Exercise details
Give all of the lines again exactly as they read.

─── Records provided ───

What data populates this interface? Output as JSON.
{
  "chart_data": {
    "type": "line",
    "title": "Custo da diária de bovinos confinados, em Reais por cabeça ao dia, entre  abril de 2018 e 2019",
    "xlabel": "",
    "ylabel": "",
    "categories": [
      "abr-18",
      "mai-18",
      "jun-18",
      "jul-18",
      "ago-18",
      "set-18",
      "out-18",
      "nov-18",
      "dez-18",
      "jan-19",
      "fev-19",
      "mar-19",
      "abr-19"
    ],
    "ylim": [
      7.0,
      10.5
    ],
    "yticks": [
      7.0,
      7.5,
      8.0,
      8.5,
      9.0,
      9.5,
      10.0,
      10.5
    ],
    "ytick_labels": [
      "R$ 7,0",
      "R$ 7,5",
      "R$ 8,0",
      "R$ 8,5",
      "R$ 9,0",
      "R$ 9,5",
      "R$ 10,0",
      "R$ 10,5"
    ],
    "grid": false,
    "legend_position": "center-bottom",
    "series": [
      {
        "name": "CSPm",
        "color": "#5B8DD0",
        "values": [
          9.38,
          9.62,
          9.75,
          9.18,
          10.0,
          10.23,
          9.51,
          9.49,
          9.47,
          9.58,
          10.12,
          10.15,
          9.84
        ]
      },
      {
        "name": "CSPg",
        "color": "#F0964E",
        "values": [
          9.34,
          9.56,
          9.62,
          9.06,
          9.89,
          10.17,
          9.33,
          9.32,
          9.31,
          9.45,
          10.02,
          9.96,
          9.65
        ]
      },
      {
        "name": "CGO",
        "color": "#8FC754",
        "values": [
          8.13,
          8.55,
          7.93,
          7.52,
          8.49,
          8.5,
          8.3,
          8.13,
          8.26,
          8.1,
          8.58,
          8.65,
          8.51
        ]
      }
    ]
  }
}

───

The completed task
What data populates this interface? Output as JSON.
{
  "chart_data": {
    "type": "line",
    "title": "Custo da diária de bovinos confinados, em Reais por cabeça ao dia, entre  abril de 2018 e 2019",
    "xlabel": "",
    "ylabel": "",
    "categories": [
      "abr-18",
      "mai-18",
      "jun-18",
      "jul-18",
      "ago-18",
      "set-18",
      "out-18",
      "nov-18",
      "dez-18",
      "jan-19",
      "fev-19",
      "mar-19",
      "abr-19"
    ],
    "ylim": [
      7.0,
      10.5
    ],
    "yticks": [
      7.0,
      7.5,
      8.0,
      8.5,
      9.0,
      9.5,
      10.0,
      10.5
    ],
    "ytick_labels": [
      "R$ 7,0",
      "R$ 7,5",
      "R$ 8,0",
      "R$ 8,5",
      "R$ 9,0",
      "R$ 9,5",
      "R$ 10,0",
      "R$ 10,5"
    ],
    "grid": false,
    "legend_position": "center-bottom",
    "series": [
      {
        "name": "CSPm",
        "color": "#5B8DD0",
        "values": [
          9.38,
          9.62,
          9.75,
          9.18,
          10.0,
          10.23,
          9.51,
          9.49,
          9.47,
          9.58,
          10.12,
          10.15,
          9.84
        ]
      },
      {
        "name": "CSPg",
        "color": "#F0964E",
        "values": [
          9.34,
          9.56,
          9.62,
          9.06,
          9.89,
          10.17,
          9.33,
          9.32,
          9.31,
          9.45,
          10.02,
          9.96,
          9.65
        ]
      },
      {
        "name": "CGO",
        "color": "#8FC754",
        "values": [
          8.13,
          8.55,
          7.93,
          7.52,
          8.49,
          8.5,
          8.3,
          8.13,
          8.26,
          8.1,
          8.58,
          8.65,
          8.51
        ]
      }
    ]
  }
}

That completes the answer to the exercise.